● WHAT THE TASK REQUIRES:
Answer with one number: how many lines hold "victim".

+ + + + + + +

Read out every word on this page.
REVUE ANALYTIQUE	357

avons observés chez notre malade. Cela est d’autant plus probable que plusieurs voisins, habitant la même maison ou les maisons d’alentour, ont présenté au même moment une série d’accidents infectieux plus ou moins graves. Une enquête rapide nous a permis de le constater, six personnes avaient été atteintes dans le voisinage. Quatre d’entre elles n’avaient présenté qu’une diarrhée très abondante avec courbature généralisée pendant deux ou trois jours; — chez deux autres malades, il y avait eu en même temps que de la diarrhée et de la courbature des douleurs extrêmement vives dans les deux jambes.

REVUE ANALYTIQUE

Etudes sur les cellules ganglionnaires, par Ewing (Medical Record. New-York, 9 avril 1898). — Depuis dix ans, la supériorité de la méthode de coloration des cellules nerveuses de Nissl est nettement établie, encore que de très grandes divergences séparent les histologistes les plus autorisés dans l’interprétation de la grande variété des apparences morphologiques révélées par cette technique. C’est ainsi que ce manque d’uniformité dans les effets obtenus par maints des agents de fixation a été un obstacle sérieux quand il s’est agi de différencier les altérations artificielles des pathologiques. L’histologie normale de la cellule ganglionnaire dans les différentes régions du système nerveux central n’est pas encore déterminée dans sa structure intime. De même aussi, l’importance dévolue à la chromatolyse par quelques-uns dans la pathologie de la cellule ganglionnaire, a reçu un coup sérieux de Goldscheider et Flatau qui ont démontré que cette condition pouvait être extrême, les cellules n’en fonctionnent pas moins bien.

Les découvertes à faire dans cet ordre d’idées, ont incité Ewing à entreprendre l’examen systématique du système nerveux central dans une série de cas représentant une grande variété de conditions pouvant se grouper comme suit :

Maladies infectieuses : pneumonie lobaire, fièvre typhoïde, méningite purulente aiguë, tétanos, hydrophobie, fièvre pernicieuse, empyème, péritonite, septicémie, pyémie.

+ + + + + + +

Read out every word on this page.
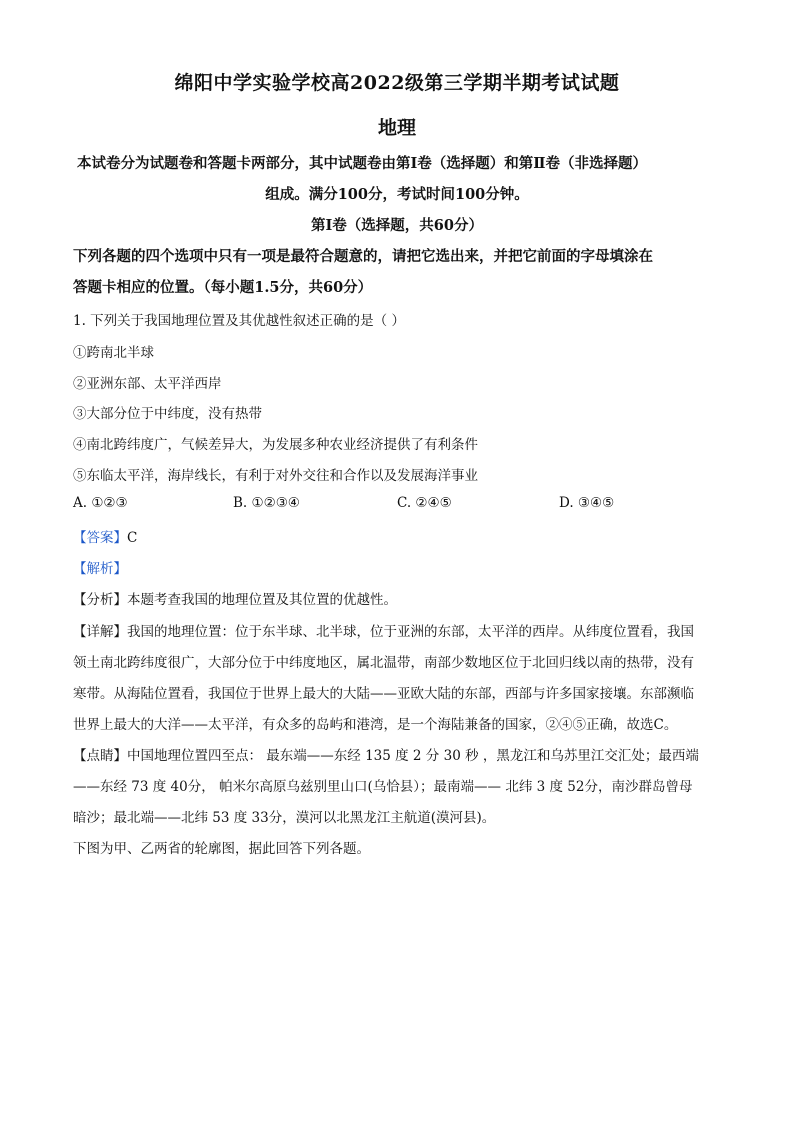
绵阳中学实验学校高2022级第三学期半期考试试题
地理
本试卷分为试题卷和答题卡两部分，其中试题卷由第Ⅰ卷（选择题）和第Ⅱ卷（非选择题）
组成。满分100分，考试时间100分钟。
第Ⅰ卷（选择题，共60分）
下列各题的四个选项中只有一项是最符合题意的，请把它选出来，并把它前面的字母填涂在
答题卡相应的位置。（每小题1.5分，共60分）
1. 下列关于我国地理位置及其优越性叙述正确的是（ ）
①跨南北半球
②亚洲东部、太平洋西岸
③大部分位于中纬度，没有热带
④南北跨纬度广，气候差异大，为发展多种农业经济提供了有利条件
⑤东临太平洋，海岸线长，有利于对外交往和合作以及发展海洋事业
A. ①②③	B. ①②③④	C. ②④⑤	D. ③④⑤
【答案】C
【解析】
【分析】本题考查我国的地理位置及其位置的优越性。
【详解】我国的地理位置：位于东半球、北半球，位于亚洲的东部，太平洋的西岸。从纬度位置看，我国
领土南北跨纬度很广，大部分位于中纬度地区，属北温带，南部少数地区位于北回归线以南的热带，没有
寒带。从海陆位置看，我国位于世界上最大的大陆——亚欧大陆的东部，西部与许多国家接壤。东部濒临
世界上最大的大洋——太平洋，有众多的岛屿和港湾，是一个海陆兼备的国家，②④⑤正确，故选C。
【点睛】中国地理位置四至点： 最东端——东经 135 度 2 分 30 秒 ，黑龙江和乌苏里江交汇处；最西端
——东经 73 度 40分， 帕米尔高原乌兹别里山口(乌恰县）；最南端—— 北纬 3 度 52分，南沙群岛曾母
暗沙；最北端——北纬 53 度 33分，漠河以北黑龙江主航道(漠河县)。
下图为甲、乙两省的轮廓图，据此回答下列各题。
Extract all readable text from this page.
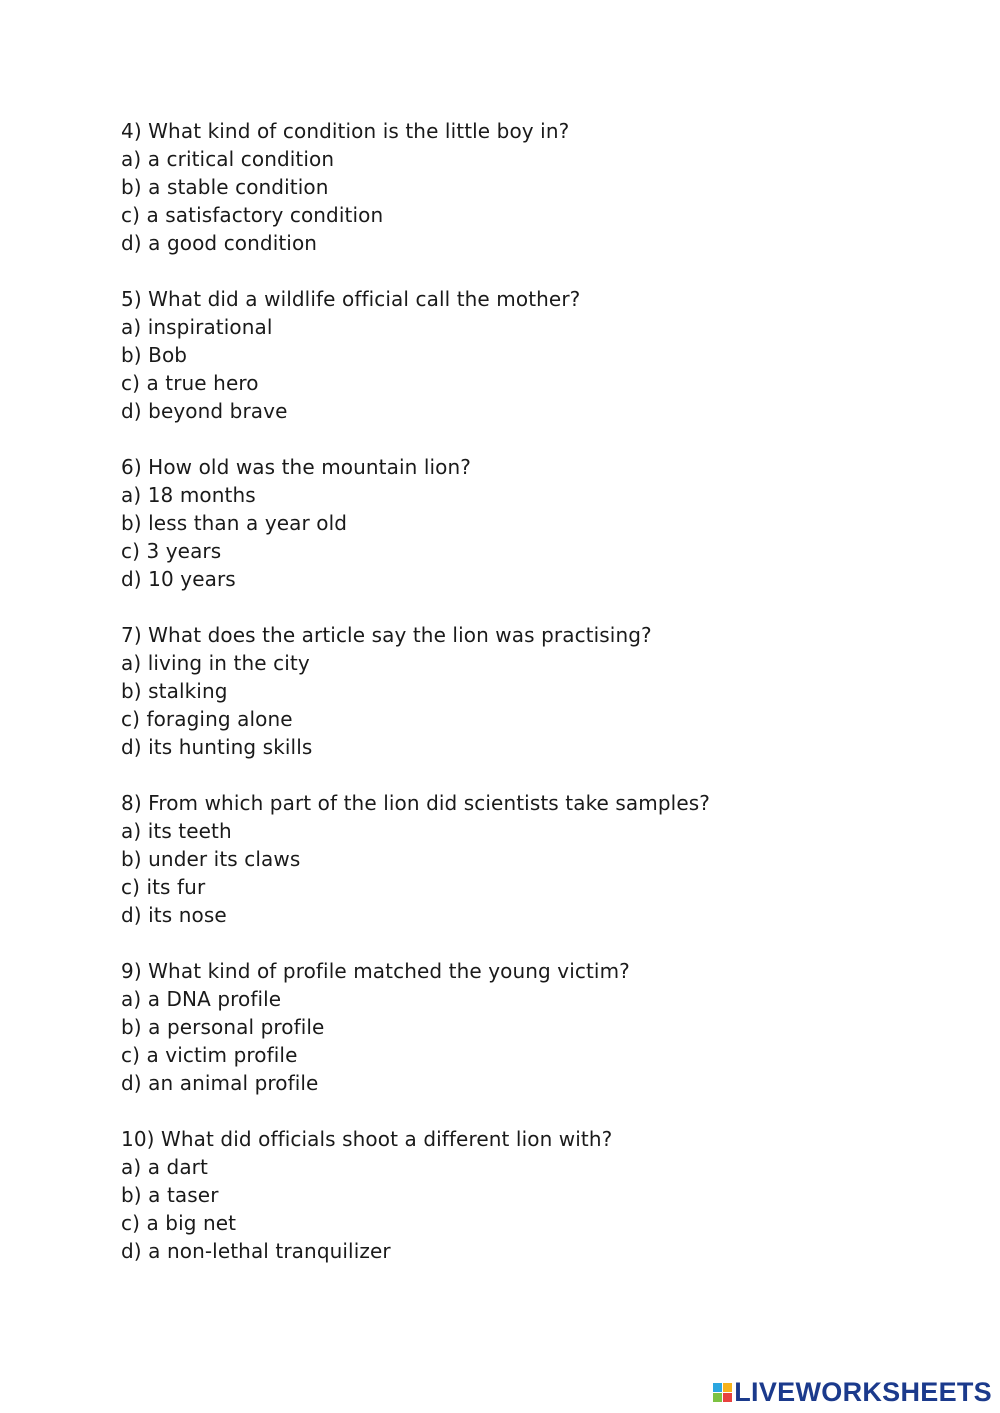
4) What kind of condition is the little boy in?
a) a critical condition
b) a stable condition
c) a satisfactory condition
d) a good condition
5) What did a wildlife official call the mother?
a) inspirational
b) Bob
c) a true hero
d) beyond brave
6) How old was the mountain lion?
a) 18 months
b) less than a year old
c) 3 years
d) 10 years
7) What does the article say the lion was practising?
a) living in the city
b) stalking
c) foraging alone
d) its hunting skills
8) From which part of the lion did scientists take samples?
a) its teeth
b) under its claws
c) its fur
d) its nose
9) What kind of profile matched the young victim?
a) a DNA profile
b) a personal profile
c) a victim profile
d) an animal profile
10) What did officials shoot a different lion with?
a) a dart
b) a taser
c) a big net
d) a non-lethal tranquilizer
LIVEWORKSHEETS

+ + + + + + +

● OUTPUT:
2